#### Input material
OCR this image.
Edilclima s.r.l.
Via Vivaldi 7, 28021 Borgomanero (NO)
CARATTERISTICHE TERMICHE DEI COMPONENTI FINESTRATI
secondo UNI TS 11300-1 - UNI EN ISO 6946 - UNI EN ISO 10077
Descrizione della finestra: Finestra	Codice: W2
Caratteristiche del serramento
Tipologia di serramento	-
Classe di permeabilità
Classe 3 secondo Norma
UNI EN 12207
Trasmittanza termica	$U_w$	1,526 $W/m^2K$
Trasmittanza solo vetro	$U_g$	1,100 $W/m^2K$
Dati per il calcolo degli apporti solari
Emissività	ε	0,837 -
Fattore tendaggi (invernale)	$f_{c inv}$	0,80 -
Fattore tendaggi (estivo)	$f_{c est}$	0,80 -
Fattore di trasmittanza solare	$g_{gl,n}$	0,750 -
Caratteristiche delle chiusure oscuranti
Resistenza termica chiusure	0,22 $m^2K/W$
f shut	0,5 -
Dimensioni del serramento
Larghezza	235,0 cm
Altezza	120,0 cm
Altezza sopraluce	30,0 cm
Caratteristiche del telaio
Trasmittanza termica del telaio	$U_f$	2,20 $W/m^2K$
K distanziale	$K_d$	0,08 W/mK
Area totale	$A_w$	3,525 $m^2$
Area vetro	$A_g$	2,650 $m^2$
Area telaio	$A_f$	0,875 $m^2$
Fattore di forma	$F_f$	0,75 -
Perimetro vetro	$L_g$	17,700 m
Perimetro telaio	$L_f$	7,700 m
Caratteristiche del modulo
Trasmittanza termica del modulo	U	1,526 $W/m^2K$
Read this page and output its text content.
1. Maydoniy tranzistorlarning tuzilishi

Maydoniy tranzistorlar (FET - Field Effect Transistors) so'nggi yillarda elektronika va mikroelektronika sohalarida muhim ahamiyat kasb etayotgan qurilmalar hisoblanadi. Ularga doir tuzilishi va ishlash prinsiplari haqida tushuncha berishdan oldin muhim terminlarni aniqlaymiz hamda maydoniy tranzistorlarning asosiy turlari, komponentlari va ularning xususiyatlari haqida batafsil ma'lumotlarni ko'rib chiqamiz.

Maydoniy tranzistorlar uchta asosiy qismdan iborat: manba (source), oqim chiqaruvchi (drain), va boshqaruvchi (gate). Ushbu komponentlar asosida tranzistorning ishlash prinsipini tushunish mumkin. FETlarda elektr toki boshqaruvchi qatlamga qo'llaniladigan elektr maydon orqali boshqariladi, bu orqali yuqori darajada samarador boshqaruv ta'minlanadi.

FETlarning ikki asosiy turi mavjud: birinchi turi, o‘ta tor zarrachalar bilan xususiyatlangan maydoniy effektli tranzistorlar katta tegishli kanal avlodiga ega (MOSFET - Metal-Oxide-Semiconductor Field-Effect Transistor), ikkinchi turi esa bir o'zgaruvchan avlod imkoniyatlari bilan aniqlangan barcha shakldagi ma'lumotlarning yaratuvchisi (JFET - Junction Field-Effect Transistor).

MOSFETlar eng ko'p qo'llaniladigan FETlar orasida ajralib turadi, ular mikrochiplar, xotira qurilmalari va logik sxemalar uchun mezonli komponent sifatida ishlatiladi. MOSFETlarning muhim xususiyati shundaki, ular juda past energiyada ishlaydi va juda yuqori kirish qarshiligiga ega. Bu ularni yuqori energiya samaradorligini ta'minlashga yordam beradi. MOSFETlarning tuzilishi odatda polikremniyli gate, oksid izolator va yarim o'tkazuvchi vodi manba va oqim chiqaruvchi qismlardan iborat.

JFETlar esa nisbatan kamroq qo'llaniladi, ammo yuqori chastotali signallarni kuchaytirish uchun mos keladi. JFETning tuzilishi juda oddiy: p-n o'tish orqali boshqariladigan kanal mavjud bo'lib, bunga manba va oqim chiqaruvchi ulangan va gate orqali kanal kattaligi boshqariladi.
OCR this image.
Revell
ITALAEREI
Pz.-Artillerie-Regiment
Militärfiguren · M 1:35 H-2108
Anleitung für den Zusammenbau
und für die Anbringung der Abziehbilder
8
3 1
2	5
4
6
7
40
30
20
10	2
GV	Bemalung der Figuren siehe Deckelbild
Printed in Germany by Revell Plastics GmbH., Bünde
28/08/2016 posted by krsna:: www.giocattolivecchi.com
########
**What you need to do:**
Reproduce the listing shown above in its entirety, exactly.

**Output for this task:**
OCR this image.
Edilclima s.r.l.
Via Vivaldi 7, 28021 Borgomanero (NO)
CARATTERISTICHE TERMICHE DEI COMPONENTI FINESTRATI
secondo UNI TS 11300-1 - UNI EN ISO 6946 - UNI EN ISO 10077
Descrizione della finestra: Finestra	Codice: W2
Caratteristiche del serramento
Tipologia di serramento	-
Classe di permeabilità
Classe 3 secondo Norma
UNI EN 12207
Trasmittanza termica	$U_w$	1,526 $W/m^2K$
Trasmittanza solo vetro	$U_g$	1,100 $W/m^2K$
Dati per il calcolo degli apporti solari
Emissività	ε	0,837 -
Fattore tendaggi (invernale)	$f_{c inv}$	0,80 -
Fattore tendaggi (estivo)	$f_{c est}$	0,80 -
Fattore di trasmittanza solare	$g_{gl,n}$	0,750 -
Caratteristiche delle chiusure oscuranti
Resistenza termica chiusure	0,22 $m^2K/W$
f shut	0,5 -
Dimensioni del serramento
Larghezza	235,0 cm
Altezza	120,0 cm
Altezza sopraluce	30,0 cm
Caratteristiche del telaio
Trasmittanza termica del telaio	$U_f$	2,20 $W/m^2K$
K distanziale	$K_d$	0,08 W/mK
Area totale	$A_w$	3,525 $m^2$
Area vetro	$A_g$	2,650 $m^2$
Area telaio	$A_f$	0,875 $m^2$
Fattore di forma	$F_f$	0,75 -
Perimetro vetro	$L_g$	17,700 m
Perimetro telaio	$L_f$	7,700 m
Caratteristiche del modulo
Trasmittanza termica del modulo	U	1,526 $W/m^2K$
Read this page and output its text content.
1. Maydoniy tranzistorlarning tuzilishi

Maydoniy tranzistorlar (FET - Field Effect Transistors) so'nggi yillarda elektronika va mikroelektronika sohalarida muhim ahamiyat kasb etayotgan qurilmalar hisoblanadi. Ularga doir tuzilishi va ishlash prinsiplari haqida tushuncha berishdan oldin muhim terminlarni aniqlaymiz hamda maydoniy tranzistorlarning asosiy turlari, komponentlari va ularning xususiyatlari haqida batafsil ma'lumotlarni ko'rib chiqamiz.

Maydoniy tranzistorlar uchta asosiy qismdan iborat: manba (source), oqim chiqaruvchi (drain), va boshqaruvchi (gate). Ushbu komponentlar asosida tranzistorning ishlash prinsipini tushunish mumkin. FETlarda elektr toki boshqaruvchi qatlamga qo'llaniladigan elektr maydon orqali boshqariladi, bu orqali yuqori darajada samarador boshqaruv ta'minlanadi.

FETlarning ikki asosiy turi mavjud: birinchi turi, o‘ta tor zarrachalar bilan xususiyatlangan maydoniy effektli tranzistorlar katta tegishli kanal avlodiga ega (MOSFET - Metal-Oxide-Semiconductor Field-Effect Transistor), ikkinchi turi esa bir o'zgaruvchan avlod imkoniyatlari bilan aniqlangan barcha shakldagi ma'lumotlarning yaratuvchisi (JFET - Junction Field-Effect Transistor).

MOSFETlar eng ko'p qo'llaniladigan FETlar orasida ajralib turadi, ular mikrochiplar, xotira qurilmalari va logik sxemalar uchun mezonli komponent sifatida ishlatiladi. MOSFETlarning muhim xususiyati shundaki, ular juda past energiyada ishlaydi va juda yuqori kirish qarshiligiga ega. Bu ularni yuqori energiya samaradorligini ta'minlashga yordam beradi. MOSFETlarning tuzilishi odatda polikremniyli gate, oksid izolator va yarim o'tkazuvchi vodi manba va oqim chiqaruvchi qismlardan iborat.

JFETlar esa nisbatan kamroq qo'llaniladi, ammo yuqori chastotali signallarni kuchaytirish uchun mos keladi. JFETning tuzilishi juda oddiy: p-n o'tish orqali boshqariladigan kanal mavjud bo'lib, bunga manba va oqim chiqaruvchi ulangan va gate orqali kanal kattaligi boshqariladi.
OCR this image.
Revell
ITALAEREI
Pz.-Artillerie-Regiment
Militärfiguren · M 1:35 H-2108
Anleitung für den Zusammenbau
und für die Anbringung der Abziehbilder
8
3 1
2	5
4
6
7
40
30
20
10	2
GV	Bemalung der Figuren siehe Deckelbild
Printed in Germany by Revell Plastics GmbH., Bünde
28/08/2016 posted by krsna:: www.giocattolivecchi.com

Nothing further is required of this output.